→ **WHAT IS BEING ASKED**:
Wherever the string "several" shows up in a line, count that line. Give the total alone.

→ **RAW RECORDS**:
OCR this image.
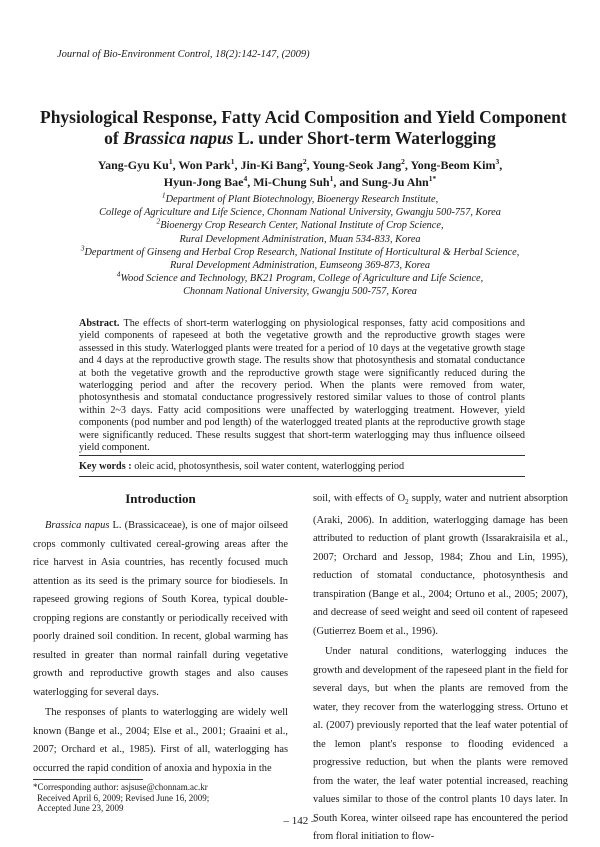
Journal of Bio-Environment Control, 18(2):142-147, (2009)
Physiological Response, Fatty Acid Composition and Yield Component
of Brassica napus L. under Short-term Waterlogging
Yang-Gyu Ku$^1$, Won Park$^1$, Jin-Ki Bang$^2$, Young-Seok Jang$^2$, Yong-Beom Kim$^3$,
Hyun-Jong Bae$^4$, Mi-Chung Suh$^1$, and Sung-Ju Ahn$^{1*}$
$^1$Department of Plant Biotechnology, Bioenergy Research Institute,
College of Agriculture and Life Science, Chonnam National University, Gwangju 500-757, Korea
$^2$Bioenergy Crop Research Center, National Institute of Crop Science,
Rural Development Administration, Muan 534-833, Korea
$^3$Department of Ginseng and Herbal Crop Research, National Institute of Horticultural & Herbal Science,
Rural Development Administration, Eumseong 369-873, Korea
$^4$Wood Science and Technology, BK21 Program, College of Agriculture and Life Science,
Chonnam National University, Gwangju 500-757, Korea
Abstract. The effects of short-term waterlogging on physiological responses, fatty acid compositions and yield components of rapeseed at both the vegetative growth and the reproductive growth stages were assessed in this study. Waterlogged plants were treated for a period of 10 days at the vegetative growth stage and 4 days at the reproductive growth stage. The results show that photosynthesis and stomatal conductance at both the vegetative growth and the reproductive growth stage were significantly reduced during the waterlogging period and after the recovery period. When the plants were removed from water, photosynthesis and stomatal conductance progressively restored similar values to those of control plants within 2~3 days. Fatty acid compositions were unaffected by waterlogging treatment. However, yield components (pod number and pod length) of the waterlogged treated plants at the reproductive growth stage were significantly reduced. These results suggest that short-term waterlogging may thus influence oilseed yield component.
Key words : oleic acid, photosynthesis, soil water content, waterlogging period
Introduction

Brassica napus L. (Brassicaceae), is one of major oilseed crops commonly cultivated cereal-growing areas after the rice harvest in Asia countries, has recently focused much attention as its seed is the primary source for biodiesels. In rapeseed growing regions of South Korea, typical double-cropping regions are constantly or periodically received with poorly drained soil condition. In recent, global warming has resulted in greater than normal rainfall during vegetative growth and reproductive growth stages and also causes waterlogging for several days.

The responses of plants to waterlogging are widely well known (Bange et al., 2004; Else et al., 2001; Graaini et al., 2007; Orchard et al., 1985). First of all, waterlogging has occurred the rapid condition of anoxia and hypoxia in the

soil, with effects of $O_2$ supply, water and nutrient absorption (Araki, 2006). In addition, waterlogging damage has been attributed to reduction of plant growth (Issarakraisila et al., 2007; Orchard and Jessop, 1984; Zhou and Lin, 1995), reduction of stomatal conductance, photosynthesis and transpiration (Bange et al., 2004; Ortuno et al., 2005; 2007), and decrease of seed weight and seed oil content of rapeseed (Gutierrez Boem et al., 1996).

Under natural conditions, waterlogging induces the growth and development of the rapeseed plant in the field for several days, but when the plants are removed from the water, they recover from the waterlogging stress. Ortuno et al. (2007) previously reported that the leaf water potential of the lemon plant's response to flooding evidenced a progressive reduction, but when the plants were removed from the water, the leaf water potential increased, reaching values similar to those of the control plants 10 days later. In South Korea, winter oilseed rape has encountered the period from floral initiation to flow-

*Corresponding author: asjsuse@chonnam.ac.kr
Received April 6, 2009; Revised June 16, 2009;
Accepted June 23, 2009
– 142 –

→ **ANSWER TO THIS PROBLEM**:
2